**GIVEN INFORMATION:**
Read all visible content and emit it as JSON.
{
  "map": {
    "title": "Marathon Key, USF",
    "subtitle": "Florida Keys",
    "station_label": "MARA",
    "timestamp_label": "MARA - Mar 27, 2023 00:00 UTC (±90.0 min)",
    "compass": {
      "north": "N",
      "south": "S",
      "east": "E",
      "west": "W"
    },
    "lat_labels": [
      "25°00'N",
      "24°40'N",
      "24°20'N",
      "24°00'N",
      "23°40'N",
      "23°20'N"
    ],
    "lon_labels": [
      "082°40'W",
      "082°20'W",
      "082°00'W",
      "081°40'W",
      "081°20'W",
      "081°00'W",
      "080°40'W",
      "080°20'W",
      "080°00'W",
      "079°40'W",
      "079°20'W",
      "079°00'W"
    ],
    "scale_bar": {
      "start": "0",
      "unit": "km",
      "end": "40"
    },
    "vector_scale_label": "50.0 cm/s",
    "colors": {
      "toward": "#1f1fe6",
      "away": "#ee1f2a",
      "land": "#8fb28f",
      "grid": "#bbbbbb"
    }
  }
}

**STATED EXERCISE:** Using the data above, repeat every line exactly.

**REPLY TO THE TASK:**
Read all visible content and emit it as JSON.
{
  "map": {
    "title": "Marathon Key, USF",
    "subtitle": "Florida Keys",
    "station_label": "MARA",
    "timestamp_label": "MARA - Mar 27, 2023 00:00 UTC (±90.0 min)",
    "compass": {
      "north": "N",
      "south": "S",
      "east": "E",
      "west": "W"
    },
    "lat_labels": [
      "25°00'N",
      "24°40'N",
      "24°20'N",
      "24°00'N",
      "23°40'N",
      "23°20'N"
    ],
    "lon_labels": [
      "082°40'W",
      "082°20'W",
      "082°00'W",
      "081°40'W",
      "081°20'W",
      "081°00'W",
      "080°40'W",
      "080°20'W",
      "080°00'W",
      "079°40'W",
      "079°20'W",
      "079°00'W"
    ],
    "scale_bar": {
      "start": "0",
      "unit": "km",
      "end": "40"
    },
    "vector_scale_label": "50.0 cm/s",
    "colors": {
      "toward": "#1f1fe6",
      "away": "#ee1f2a",
      "land": "#8fb28f",
      "grid": "#bbbbbb"
    }
  }
}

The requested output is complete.